> _PROBLEM DESCRIPTION_: Copy out the records word for word, starting with the line containing "line-swatch [179,198,193,199]" and going on through the line containing "fig6-legend: 成交金额:深证成份指数:日 亿元", both of those included.

> _DATA ROWS_:
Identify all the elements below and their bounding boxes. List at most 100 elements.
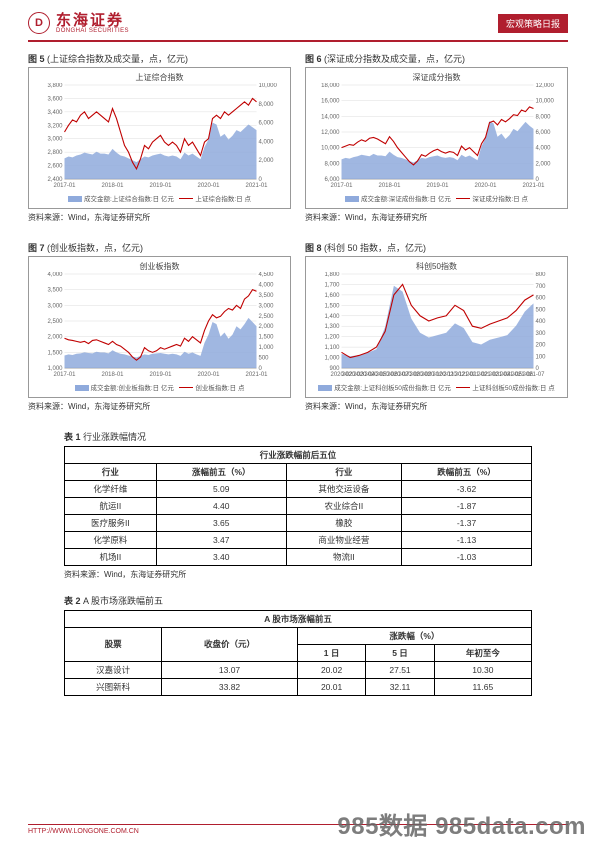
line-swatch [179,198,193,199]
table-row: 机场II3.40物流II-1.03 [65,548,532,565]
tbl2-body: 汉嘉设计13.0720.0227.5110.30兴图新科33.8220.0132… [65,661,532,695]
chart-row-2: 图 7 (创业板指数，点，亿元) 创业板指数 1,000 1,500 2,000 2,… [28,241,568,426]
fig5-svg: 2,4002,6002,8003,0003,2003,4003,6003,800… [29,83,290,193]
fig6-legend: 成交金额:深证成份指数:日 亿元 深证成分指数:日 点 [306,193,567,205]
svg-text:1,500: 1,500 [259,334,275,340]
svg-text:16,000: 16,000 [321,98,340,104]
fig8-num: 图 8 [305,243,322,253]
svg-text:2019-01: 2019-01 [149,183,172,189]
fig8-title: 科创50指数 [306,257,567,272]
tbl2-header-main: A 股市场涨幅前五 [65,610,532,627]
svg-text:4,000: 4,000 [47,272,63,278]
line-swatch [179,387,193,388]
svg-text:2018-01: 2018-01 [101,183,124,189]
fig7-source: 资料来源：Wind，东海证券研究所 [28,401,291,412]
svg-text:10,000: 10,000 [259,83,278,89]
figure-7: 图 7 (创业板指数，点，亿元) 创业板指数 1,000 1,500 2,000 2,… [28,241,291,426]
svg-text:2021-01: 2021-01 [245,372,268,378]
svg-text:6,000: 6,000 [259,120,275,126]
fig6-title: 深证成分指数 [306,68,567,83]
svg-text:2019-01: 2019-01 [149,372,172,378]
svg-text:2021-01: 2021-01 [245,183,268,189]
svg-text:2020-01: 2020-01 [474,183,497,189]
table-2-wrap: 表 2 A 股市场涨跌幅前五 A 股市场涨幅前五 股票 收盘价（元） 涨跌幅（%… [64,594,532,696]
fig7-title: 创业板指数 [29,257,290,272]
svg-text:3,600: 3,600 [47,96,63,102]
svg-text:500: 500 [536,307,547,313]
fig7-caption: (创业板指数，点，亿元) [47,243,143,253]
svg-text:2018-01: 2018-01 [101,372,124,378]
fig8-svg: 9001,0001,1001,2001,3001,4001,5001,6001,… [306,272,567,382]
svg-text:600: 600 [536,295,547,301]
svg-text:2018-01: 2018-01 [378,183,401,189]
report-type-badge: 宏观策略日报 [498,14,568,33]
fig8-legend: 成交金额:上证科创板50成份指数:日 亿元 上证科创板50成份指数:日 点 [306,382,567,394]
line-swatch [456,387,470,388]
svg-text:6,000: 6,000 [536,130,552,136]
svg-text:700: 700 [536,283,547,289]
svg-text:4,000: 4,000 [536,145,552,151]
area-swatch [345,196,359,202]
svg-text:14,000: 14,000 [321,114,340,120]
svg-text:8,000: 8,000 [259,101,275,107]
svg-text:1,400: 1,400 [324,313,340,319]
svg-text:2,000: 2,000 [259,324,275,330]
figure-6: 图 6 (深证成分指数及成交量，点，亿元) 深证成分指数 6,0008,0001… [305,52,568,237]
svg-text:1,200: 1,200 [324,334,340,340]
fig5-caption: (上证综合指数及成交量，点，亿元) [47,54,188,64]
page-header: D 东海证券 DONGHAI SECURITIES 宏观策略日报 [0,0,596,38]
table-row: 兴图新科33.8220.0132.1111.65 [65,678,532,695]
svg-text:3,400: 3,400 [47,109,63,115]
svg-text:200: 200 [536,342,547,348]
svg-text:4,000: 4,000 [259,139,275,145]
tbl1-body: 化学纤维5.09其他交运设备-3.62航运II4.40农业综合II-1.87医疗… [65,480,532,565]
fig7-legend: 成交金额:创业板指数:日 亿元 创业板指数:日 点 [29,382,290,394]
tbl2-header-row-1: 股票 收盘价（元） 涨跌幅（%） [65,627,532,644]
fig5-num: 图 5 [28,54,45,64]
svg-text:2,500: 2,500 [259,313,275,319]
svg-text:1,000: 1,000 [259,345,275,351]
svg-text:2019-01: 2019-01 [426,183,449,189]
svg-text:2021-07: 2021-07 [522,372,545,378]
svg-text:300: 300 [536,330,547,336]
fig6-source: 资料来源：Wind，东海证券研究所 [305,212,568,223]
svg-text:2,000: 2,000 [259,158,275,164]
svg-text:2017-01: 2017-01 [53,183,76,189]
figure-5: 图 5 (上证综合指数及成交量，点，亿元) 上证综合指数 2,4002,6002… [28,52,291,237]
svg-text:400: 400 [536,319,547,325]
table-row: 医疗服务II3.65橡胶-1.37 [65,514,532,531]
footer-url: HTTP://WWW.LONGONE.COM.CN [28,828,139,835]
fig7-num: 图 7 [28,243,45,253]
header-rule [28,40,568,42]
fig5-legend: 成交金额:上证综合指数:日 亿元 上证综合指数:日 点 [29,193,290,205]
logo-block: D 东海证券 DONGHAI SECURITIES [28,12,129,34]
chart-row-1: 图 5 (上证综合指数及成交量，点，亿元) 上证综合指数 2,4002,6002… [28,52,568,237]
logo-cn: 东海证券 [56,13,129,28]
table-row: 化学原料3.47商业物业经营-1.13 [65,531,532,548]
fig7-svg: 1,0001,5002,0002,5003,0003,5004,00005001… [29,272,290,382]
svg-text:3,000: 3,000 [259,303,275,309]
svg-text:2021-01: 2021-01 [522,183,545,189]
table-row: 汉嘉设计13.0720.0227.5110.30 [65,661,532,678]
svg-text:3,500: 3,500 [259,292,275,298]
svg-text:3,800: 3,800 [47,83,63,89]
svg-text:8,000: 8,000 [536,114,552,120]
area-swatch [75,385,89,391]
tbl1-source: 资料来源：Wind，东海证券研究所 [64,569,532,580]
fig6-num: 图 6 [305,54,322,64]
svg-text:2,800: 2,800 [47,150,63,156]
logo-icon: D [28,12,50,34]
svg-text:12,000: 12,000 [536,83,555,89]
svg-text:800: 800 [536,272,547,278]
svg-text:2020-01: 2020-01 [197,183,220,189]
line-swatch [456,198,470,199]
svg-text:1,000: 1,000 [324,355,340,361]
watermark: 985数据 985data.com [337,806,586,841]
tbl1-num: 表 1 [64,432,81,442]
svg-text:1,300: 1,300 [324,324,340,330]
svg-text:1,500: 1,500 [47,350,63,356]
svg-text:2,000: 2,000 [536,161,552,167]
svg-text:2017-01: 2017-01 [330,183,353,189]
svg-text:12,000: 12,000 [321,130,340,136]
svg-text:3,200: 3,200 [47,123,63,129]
--
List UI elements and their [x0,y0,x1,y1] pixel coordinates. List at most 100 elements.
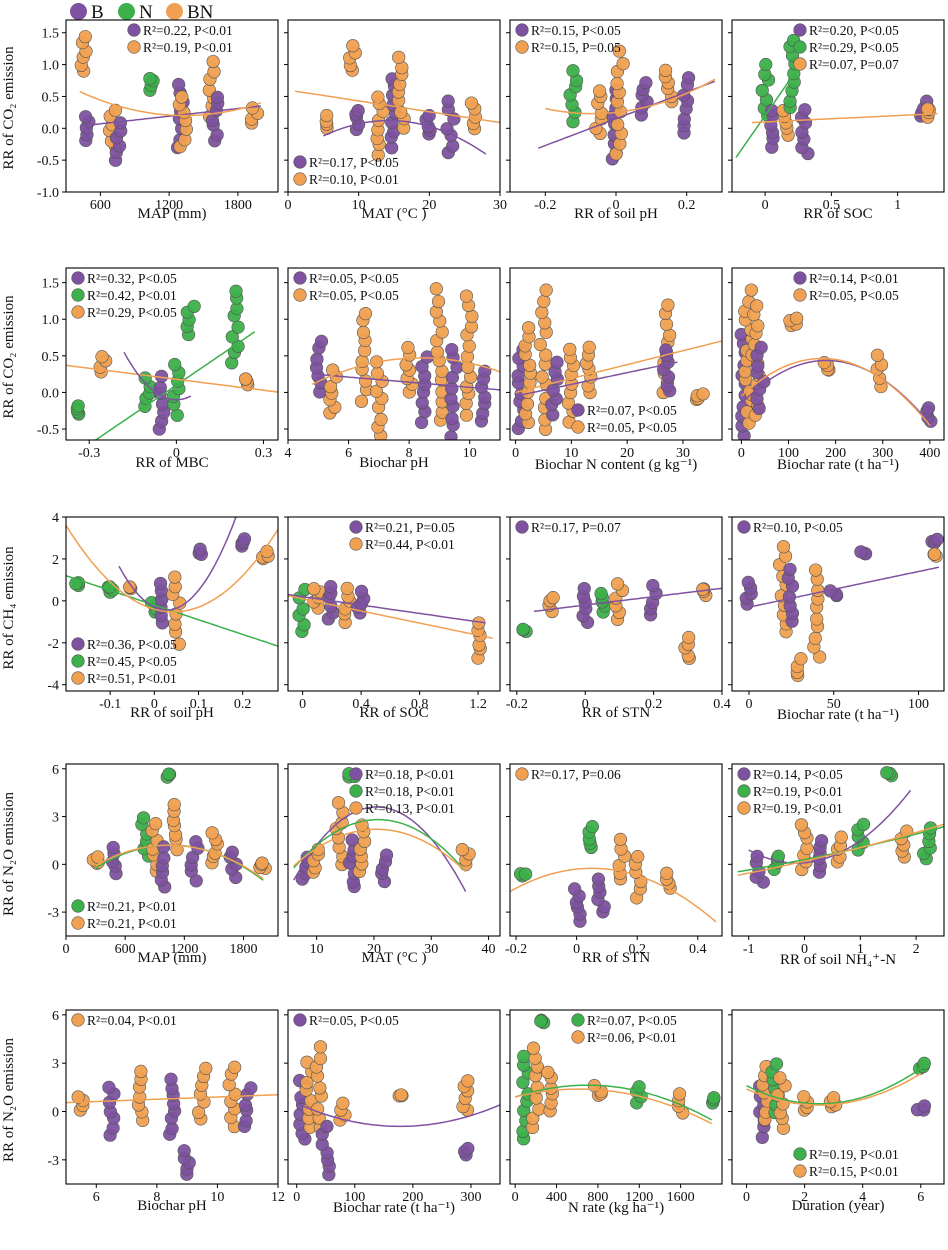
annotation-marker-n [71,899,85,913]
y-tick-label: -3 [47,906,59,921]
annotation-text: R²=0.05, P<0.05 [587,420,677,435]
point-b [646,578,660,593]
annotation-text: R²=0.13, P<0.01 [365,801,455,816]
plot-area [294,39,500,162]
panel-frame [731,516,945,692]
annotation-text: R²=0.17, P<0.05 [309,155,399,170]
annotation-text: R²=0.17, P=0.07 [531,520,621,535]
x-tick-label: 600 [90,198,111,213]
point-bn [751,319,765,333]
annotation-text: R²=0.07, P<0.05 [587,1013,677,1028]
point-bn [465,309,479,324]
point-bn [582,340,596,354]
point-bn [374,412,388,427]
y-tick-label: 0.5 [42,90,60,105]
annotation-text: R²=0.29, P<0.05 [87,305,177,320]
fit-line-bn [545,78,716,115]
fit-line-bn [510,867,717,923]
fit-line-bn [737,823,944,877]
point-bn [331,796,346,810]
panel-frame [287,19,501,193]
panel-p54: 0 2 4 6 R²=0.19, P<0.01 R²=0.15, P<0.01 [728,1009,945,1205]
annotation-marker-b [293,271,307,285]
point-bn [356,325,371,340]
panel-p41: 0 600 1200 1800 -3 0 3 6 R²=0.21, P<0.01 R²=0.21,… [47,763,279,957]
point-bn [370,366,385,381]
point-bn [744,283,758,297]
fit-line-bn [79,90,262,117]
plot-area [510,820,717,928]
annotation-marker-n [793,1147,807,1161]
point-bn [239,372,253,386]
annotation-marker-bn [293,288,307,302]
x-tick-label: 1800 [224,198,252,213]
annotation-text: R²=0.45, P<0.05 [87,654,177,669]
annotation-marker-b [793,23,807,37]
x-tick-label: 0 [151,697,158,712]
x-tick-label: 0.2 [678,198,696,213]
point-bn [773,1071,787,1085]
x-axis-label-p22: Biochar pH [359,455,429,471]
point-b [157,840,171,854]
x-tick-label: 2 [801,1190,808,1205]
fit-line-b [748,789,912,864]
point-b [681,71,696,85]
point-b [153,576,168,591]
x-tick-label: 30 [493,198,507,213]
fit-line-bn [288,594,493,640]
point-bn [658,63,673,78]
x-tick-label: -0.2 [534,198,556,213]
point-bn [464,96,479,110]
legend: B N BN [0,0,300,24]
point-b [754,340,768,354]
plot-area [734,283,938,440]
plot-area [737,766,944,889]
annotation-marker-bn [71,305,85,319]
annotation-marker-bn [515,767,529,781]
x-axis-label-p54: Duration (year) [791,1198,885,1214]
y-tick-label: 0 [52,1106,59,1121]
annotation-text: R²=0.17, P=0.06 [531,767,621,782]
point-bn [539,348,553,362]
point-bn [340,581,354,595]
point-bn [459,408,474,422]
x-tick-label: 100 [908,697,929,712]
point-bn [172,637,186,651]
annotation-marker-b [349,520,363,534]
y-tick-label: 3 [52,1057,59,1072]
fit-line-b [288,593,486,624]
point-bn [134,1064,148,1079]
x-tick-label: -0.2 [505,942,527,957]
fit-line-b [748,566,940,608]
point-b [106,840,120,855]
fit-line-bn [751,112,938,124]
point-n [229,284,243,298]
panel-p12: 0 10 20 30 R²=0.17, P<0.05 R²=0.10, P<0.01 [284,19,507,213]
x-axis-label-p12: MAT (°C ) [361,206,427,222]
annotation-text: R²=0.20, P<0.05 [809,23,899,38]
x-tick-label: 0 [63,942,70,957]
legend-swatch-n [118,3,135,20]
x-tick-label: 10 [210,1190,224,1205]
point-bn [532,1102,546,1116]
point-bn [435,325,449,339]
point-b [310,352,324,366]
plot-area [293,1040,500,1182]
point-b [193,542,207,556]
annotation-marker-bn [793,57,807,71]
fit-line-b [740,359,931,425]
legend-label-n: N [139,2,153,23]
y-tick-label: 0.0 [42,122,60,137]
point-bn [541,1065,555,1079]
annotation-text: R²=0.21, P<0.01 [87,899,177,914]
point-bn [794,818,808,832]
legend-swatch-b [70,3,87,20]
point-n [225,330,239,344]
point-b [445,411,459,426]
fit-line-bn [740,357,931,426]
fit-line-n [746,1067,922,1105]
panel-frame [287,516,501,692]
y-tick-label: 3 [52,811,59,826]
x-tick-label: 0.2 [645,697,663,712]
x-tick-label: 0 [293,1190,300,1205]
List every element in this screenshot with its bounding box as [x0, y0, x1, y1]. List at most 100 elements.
* * *
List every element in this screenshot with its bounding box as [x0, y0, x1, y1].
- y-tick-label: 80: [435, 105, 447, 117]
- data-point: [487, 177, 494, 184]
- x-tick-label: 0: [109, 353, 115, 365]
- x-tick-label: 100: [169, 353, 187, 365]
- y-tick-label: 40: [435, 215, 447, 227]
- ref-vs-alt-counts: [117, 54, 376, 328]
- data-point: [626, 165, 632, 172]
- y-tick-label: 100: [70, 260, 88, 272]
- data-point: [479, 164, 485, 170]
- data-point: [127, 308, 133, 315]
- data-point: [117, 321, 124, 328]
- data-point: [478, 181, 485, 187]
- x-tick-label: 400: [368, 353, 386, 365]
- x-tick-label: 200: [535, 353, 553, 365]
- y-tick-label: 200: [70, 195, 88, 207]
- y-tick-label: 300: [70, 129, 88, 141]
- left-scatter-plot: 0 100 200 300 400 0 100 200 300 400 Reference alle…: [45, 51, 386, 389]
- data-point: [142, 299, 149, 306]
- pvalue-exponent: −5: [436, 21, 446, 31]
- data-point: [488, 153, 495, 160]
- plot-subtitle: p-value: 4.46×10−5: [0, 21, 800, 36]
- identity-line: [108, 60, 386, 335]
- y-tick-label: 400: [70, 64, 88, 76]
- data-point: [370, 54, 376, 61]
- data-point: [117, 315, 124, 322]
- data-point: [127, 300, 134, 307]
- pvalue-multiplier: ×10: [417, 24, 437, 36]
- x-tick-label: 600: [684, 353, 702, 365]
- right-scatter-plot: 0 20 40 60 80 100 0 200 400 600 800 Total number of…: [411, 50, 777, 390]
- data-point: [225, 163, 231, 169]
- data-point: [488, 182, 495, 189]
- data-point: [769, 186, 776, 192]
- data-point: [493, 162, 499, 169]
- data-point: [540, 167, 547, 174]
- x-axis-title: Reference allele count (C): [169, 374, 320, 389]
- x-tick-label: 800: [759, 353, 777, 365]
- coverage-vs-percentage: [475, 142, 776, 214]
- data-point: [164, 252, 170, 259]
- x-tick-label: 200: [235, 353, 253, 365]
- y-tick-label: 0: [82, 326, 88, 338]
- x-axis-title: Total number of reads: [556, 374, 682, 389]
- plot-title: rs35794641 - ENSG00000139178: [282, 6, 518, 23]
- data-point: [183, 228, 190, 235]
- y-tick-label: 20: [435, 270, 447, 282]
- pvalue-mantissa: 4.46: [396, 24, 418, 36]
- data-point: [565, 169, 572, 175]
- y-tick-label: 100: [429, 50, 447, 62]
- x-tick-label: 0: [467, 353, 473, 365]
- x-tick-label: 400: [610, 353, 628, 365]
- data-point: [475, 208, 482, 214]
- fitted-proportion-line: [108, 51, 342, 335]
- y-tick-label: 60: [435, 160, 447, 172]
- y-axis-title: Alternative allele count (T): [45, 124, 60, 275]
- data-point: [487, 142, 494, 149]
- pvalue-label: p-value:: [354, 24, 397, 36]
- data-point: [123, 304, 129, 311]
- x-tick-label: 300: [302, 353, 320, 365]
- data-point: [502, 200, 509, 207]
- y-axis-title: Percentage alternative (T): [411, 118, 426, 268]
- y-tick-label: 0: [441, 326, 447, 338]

> _SOLUTION_:
line-swatch [179,198,193,199]
table-row: 机场II3.40物流II-1.03 [65,548,532,565]
tbl2-body: 汉嘉设计13.0720.0227.5110.30兴图新科33.8220.0132… [65,661,532,695]
chart-row-2: 图 7 (创业板指数，点，亿元) 创业板指数 1,000 1,500 2,000 2,… [28,241,568,426]
fig5-svg: 2,4002,6002,8003,0003,2003,4003,6003,800… [29,83,290,193]
fig6-legend: 成交金额:深证成份指数:日 亿元 深证成分指数:日 点 [306,193,567,205]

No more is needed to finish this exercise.